* _Goal_: Pull each line containing "Caption" out of the data and copy it.

* _Supplied records_:
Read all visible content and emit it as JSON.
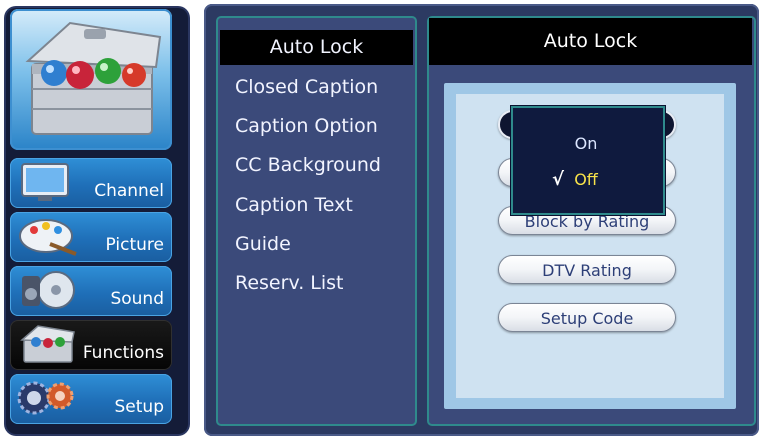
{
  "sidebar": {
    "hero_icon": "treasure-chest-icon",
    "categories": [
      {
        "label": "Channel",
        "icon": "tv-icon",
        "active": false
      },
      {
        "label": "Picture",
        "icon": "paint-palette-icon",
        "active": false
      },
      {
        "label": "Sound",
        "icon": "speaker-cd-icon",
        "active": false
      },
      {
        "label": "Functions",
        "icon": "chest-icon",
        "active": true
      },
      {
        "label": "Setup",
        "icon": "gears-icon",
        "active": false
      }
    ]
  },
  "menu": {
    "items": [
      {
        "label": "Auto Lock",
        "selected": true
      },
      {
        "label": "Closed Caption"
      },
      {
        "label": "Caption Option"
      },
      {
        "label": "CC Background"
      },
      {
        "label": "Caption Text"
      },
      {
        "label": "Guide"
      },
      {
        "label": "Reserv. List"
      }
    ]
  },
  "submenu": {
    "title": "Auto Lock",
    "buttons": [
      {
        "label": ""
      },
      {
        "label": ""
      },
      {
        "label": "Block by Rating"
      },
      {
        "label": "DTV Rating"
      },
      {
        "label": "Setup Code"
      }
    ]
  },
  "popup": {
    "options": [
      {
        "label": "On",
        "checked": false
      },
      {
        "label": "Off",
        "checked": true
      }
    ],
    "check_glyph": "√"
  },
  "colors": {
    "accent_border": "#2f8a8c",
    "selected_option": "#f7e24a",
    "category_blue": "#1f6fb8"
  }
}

* _Response to the exercise_:
        "label": "Closed Caption"
        "label": "Caption Option"
        "label": "Caption Text"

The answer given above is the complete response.